Non è difficile trovare le prove per cui i musulmani si sentano minacciati in questo senso, soprattutto nella tempesta politica che sta soffiando da destra. Negli ultimi anni nel paesaggio politico della Gran Bretagna si sono visti livelli di cambiamento a cui non si era abituati. Siamo testimoni di un raro passaggio dal tradizionale sistema bipartitico all’emergere di nuovi partiti che attraggono l’elettorato, in particolare lo Scottish National Party e l’Uk Independence Party.
Per i musulmani britannici questi sviluppi sono motivo più di preoccupazione che di speranza, essendo sfidati, i partiti tradizionali, non da movimenti popolari che chiedono una società più equa, giusta e tollerante, bensì da movimenti di destra come l’English Defence League, la Britain First e l’Ukip.
Questa ristrutturazione della politica britannica ha promosso un clima politico più ostile, ed ha spinto i partiti tradizionali a destra, per beneficiare dell’appoggio di coloro che potenzialmente potrebbero passare alle nuove formazioni politiche. Contrastare questa tendenza il compito dei musulmani in Gran Bretagna.
Parlando con i rappresentanti di gruppi per l’impegno musulmani risulta chiaro che l’islamofobia e l’ampia discriminazione contro i musulmani sono le preoccupazioni maggiori. L’istruzione, la salute, le tasse, il futuro del servizio sanitario nazionale, l’accesso a prestiti senza interesse agli studenti e una politica estera etica sono temi che influenzeranno il voto dei musulmani, ma sono l’islamofobia in ascesa e le leggi draconiane «contro il terrore» la sfida più grande, per gli effetti sproporzionatamente negativi sulla comunità musulmana.

^^^^^^^^^^^^^^^^

#### Consegna 1:
Trascrivi dal brano sui musulmani britannici la parte che si apre con le parole "Per i musulmani" e si chiude con "in Gran Bretagna.".

#### Righe di un dataset:
^^^^^^^^^^^^^^^^

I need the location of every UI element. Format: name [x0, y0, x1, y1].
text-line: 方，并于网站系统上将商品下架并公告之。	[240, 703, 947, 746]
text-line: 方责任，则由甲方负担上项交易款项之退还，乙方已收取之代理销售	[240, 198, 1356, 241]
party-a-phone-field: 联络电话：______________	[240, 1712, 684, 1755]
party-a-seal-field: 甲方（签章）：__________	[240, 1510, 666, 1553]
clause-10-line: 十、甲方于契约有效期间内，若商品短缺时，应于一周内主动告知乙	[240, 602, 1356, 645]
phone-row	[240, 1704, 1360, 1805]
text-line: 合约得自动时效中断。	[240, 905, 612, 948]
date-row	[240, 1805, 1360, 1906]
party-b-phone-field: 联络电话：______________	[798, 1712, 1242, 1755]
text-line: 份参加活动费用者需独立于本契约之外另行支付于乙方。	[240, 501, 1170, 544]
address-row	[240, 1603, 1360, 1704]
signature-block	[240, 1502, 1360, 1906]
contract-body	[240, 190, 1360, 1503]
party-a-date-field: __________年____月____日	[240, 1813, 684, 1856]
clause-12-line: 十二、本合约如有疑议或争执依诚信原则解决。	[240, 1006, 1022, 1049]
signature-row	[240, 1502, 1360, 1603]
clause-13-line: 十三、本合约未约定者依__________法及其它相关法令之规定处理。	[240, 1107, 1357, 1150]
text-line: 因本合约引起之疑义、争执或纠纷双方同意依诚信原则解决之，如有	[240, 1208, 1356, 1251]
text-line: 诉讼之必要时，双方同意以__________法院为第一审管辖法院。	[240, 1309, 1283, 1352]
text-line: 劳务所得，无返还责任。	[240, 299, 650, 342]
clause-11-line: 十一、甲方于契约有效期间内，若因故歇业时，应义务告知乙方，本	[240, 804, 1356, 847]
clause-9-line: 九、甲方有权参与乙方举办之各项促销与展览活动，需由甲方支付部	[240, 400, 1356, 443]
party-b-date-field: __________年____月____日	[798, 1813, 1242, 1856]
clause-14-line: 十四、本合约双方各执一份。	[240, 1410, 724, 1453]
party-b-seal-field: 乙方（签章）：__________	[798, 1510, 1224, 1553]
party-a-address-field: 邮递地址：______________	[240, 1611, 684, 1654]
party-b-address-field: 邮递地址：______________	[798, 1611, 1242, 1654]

^^^^^^^^^^^^^^^^

#### Consegna 2:
Riporta parola per parola tutte le righe dei record qui sopra, senza tralasciarne nessuna.

#### Soluzione svolta 1:
Per i musulmani britannici questi sviluppi sono motivo più di preoccupazione che di speranza, essendo sfidati, i partiti tradizionali, non da movimenti popolari che chiedono una società più equa, giusta e tollerante, bensì da movimenti di destra come l’English Defence League, la Britain First e l’Ukip.
Questa ristrutturazione della politica britannica ha promosso un clima politico più ostile, ed ha spinto i partiti tradizionali a destra, per beneficiare dell’appoggio di coloro che potenzialmente potrebbero passare alle nuove formazioni politiche. Contrastare questa tendenza il compito dei musulmani in Gran Bretagna.

#### Soluzione svolta 2:
I need the location of every UI element. Format: name [x0, y0, x1, y1].
text-line: 方，并于网站系统上将商品下架并公告之。	[240, 703, 947, 746]
text-line: 方责任，则由甲方负担上项交易款项之退还，乙方已收取之代理销售	[240, 198, 1356, 241]
party-a-phone-field: 联络电话：______________	[240, 1712, 684, 1755]
party-a-seal-field: 甲方（签章）：__________	[240, 1510, 666, 1553]
clause-10-line: 十、甲方于契约有效期间内，若商品短缺时，应于一周内主动告知乙	[240, 602, 1356, 645]
phone-row	[240, 1704, 1360, 1805]
text-line: 合约得自动时效中断。	[240, 905, 612, 948]
date-row	[240, 1805, 1360, 1906]
party-b-phone-field: 联络电话：______________	[798, 1712, 1242, 1755]
text-line: 份参加活动费用者需独立于本契约之外另行支付于乙方。	[240, 501, 1170, 544]
address-row	[240, 1603, 1360, 1704]
signature-block	[240, 1502, 1360, 1906]
contract-body	[240, 190, 1360, 1503]
party-a-date-field: __________年____月____日	[240, 1813, 684, 1856]
clause-12-line: 十二、本合约如有疑议或争执依诚信原则解决。	[240, 1006, 1022, 1049]
signature-row	[240, 1502, 1360, 1603]
clause-13-line: 十三、本合约未约定者依__________法及其它相关法令之规定处理。	[240, 1107, 1357, 1150]
text-line: 因本合约引起之疑义、争执或纠纷双方同意依诚信原则解决之，如有	[240, 1208, 1356, 1251]
text-line: 诉讼之必要时，双方同意以__________法院为第一审管辖法院。	[240, 1309, 1283, 1352]
text-line: 劳务所得，无返还责任。	[240, 299, 650, 342]
clause-11-line: 十一、甲方于契约有效期间内，若因故歇业时，应义务告知乙方，本	[240, 804, 1356, 847]
clause-9-line: 九、甲方有权参与乙方举办之各项促销与展览活动，需由甲方支付部	[240, 400, 1356, 443]
party-b-date-field: __________年____月____日	[798, 1813, 1242, 1856]
clause-14-line: 十四、本合约双方各执一份。	[240, 1410, 724, 1453]
party-b-seal-field: 乙方（签章）：__________	[798, 1510, 1224, 1553]
party-a-address-field: 邮递地址：______________	[240, 1611, 684, 1654]
party-b-address-field: 邮递地址：______________	[798, 1611, 1242, 1654]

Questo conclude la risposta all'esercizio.